### Data to process
>> Start

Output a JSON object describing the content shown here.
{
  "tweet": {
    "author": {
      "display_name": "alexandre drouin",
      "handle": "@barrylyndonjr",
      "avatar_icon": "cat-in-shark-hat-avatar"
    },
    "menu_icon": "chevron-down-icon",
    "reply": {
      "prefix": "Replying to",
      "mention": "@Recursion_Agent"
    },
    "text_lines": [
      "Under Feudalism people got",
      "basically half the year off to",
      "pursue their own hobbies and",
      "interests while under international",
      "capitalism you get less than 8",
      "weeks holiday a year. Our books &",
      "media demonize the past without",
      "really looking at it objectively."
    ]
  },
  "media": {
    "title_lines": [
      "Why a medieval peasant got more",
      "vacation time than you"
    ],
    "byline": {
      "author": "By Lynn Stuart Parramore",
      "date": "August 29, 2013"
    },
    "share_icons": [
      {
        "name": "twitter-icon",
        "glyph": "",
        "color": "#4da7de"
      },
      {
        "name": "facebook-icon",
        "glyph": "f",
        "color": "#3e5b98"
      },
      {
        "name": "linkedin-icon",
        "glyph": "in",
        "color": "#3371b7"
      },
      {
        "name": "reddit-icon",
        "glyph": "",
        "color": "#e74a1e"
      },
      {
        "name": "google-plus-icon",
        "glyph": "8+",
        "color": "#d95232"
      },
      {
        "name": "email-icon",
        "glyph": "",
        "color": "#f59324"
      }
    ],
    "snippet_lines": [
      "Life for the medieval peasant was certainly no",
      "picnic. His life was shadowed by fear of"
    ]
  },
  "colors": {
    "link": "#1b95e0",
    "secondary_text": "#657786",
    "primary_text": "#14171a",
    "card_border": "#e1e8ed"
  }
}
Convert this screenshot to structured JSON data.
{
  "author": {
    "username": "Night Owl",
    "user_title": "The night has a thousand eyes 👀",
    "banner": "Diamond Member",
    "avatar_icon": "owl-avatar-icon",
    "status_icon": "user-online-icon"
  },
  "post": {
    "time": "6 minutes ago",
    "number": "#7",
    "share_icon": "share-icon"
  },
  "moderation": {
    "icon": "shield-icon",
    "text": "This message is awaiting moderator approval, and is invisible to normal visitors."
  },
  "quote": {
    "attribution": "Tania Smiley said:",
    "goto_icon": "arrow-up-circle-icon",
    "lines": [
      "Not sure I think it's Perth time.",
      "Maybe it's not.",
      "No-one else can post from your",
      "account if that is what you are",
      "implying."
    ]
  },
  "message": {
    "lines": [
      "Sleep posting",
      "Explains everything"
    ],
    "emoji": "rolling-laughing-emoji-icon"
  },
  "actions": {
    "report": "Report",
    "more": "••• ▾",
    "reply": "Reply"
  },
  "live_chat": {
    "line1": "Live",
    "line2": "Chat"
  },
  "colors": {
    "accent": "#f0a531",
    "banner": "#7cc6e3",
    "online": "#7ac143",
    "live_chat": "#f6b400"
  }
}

>> End

### Work to complete
Reply with one number only, the count of lines above that hold the string "time".

### Correct output
3